## EXTRACTED DATA
==============================
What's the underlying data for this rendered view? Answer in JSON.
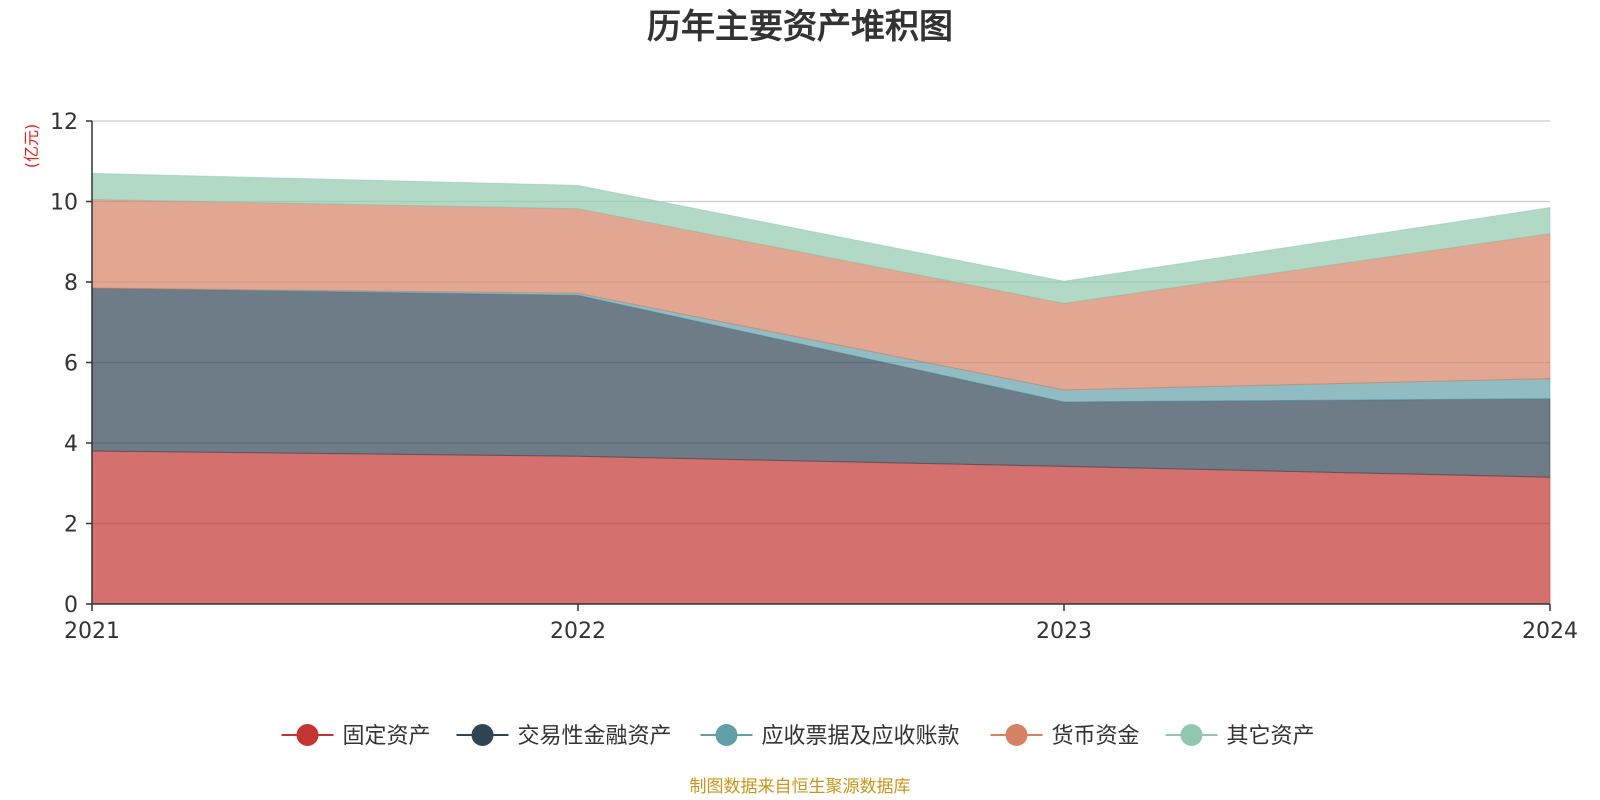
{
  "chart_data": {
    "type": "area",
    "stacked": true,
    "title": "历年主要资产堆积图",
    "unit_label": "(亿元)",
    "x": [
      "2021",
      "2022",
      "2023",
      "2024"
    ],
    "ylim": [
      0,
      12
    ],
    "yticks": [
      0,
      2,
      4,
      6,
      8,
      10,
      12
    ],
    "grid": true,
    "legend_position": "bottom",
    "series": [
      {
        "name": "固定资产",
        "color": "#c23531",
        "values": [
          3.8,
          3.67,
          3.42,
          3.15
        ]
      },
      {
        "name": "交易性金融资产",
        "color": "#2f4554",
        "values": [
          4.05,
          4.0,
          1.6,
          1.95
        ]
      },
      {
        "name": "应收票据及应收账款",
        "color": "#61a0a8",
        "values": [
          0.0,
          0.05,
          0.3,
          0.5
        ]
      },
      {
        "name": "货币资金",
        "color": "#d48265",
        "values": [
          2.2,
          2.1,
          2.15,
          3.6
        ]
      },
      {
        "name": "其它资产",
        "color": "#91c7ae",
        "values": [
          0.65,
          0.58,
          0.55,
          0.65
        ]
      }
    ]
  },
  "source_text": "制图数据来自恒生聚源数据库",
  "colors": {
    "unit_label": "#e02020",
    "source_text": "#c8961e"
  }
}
==============================
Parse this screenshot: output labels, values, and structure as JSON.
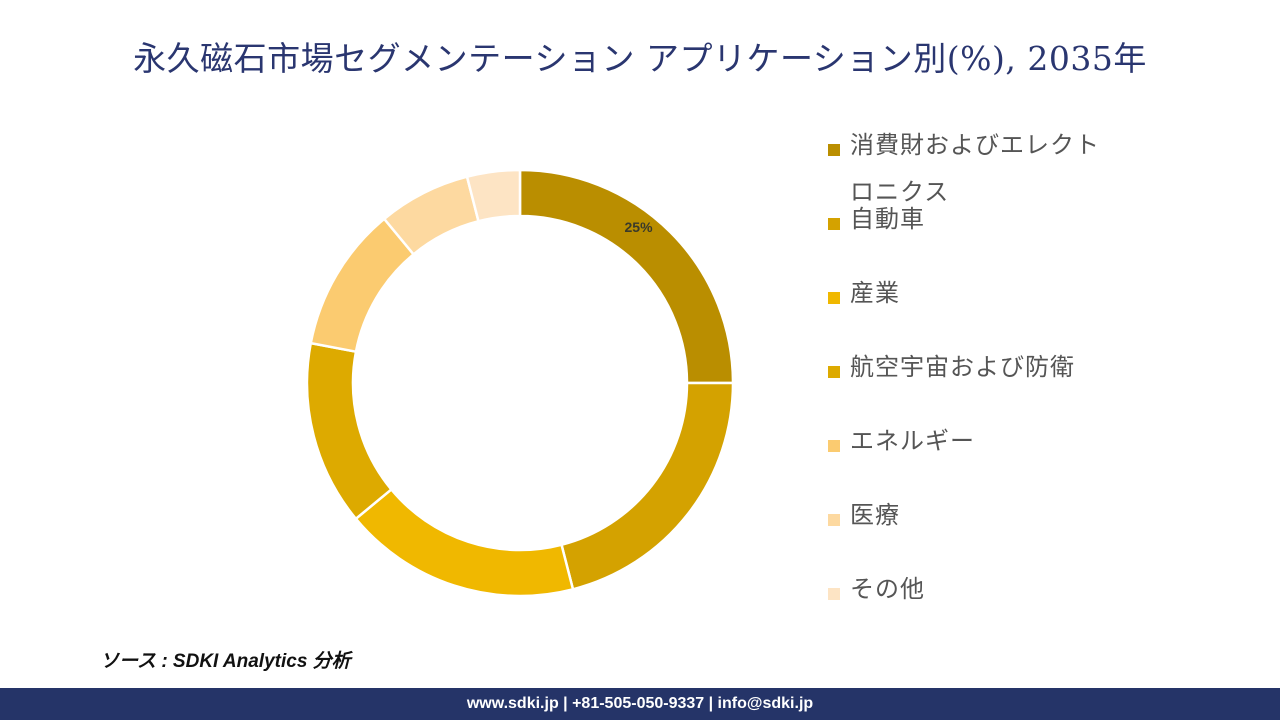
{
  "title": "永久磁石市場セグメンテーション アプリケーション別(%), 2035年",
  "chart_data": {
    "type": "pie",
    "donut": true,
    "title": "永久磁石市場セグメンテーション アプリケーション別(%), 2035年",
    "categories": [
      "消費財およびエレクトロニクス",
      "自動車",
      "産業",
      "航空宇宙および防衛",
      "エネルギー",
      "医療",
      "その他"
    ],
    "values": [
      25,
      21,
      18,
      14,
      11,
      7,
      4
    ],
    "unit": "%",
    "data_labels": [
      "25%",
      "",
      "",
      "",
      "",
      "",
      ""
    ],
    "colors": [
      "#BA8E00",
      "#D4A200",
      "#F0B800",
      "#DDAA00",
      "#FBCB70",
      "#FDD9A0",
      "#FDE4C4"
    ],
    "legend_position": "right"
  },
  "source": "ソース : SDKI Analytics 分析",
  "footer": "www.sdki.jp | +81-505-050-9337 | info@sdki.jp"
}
==============================
## GIVEN REQUEST
From the entries above, pull out each line that includes "永久磁石市場セグメンテーション".

## OUTPUT
  "title": "永久磁石市場セグメンテーション アプリケーション別(%), 2035年",
    "title": "永久磁石市場セグメンテーション アプリケーション別(%), 2035年",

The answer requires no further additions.